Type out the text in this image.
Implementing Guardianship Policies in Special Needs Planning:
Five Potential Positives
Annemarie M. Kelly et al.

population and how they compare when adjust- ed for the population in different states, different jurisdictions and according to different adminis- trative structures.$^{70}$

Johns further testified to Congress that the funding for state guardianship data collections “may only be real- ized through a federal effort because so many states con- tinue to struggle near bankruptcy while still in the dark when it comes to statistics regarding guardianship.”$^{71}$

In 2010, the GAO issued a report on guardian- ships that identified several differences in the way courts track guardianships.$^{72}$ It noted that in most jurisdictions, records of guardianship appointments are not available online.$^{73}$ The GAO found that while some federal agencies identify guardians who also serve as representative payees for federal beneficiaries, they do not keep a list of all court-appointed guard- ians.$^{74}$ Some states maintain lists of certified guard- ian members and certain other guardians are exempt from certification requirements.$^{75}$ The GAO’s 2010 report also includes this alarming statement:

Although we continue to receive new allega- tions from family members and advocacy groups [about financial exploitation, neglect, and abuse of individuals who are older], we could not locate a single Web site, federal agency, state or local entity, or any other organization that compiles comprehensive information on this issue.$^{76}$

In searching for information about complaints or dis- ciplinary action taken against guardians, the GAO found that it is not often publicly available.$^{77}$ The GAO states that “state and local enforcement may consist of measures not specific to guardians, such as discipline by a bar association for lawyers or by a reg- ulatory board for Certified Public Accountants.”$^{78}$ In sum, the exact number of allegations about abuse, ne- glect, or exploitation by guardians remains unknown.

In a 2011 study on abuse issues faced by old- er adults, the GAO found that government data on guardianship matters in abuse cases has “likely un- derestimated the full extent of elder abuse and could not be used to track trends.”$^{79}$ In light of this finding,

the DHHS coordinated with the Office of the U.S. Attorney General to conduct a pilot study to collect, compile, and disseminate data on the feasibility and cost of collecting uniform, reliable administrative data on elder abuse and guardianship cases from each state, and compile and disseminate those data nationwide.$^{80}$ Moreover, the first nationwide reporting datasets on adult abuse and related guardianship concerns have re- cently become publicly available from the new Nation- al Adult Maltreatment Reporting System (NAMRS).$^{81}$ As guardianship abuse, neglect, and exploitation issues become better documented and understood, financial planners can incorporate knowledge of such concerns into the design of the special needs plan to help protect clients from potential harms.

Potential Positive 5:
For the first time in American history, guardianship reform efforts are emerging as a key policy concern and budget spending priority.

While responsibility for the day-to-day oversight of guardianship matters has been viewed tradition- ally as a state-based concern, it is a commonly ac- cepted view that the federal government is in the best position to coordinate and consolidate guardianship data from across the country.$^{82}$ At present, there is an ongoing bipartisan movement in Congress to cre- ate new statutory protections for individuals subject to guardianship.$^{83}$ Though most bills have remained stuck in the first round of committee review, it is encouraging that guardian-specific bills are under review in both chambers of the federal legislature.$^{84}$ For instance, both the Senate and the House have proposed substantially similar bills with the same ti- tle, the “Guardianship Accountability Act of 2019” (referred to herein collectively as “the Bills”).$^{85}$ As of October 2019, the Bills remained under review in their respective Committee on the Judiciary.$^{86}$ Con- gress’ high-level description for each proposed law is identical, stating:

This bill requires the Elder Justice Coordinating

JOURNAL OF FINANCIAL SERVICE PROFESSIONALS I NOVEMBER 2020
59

____

Gather up the lines containing the word "with" from these records and copy them.

## Task output
the DHHS coordinated with the Office of the U.S. Attorney General to conduct a pilot study to collect, compile, and disseminate data on the feasibility and cost of collecting uniform, reliable administrative data on elder abuse and guardianship cases from each state, and compile and disseminate those data nationwide.$^{80}$ Moreover, the first nationwide reporting datasets on adult abuse and related guardianship concerns have re- cently become publicly available from the new Nation- al Adult Maltreatment Reporting System (NAMRS).$^{81}$ As guardianship abuse, neglect, and exploitation issues become better documented and understood, financial planners can incorporate knowledge of such concerns into the design of the special needs plan to help protect clients from potential harms.
While responsibility for the day-to-day oversight of guardianship matters has been viewed tradition- ally as a state-based concern, it is a commonly ac- cepted view that the federal government is in the best position to coordinate and consolidate guardianship data from across the country.$^{82}$ At present, there is an ongoing bipartisan movement in Congress to cre- ate new statutory protections for individuals subject to guardianship.$^{83}$ Though most bills have remained stuck in the first round of committee review, it is encouraging that guardian-specific bills are under review in both chambers of the federal legislature.$^{84}$ For instance, both the Senate and the House have proposed substantially similar bills with the same ti- tle, the “Guardianship Accountability Act of 2019” (referred to herein collectively as “the Bills”).$^{85}$ As of October 2019, the Bills remained under review in their respective Committee on the Judiciary.$^{86}$ Con- gress’ high-level description for each proposed law is identical, stating:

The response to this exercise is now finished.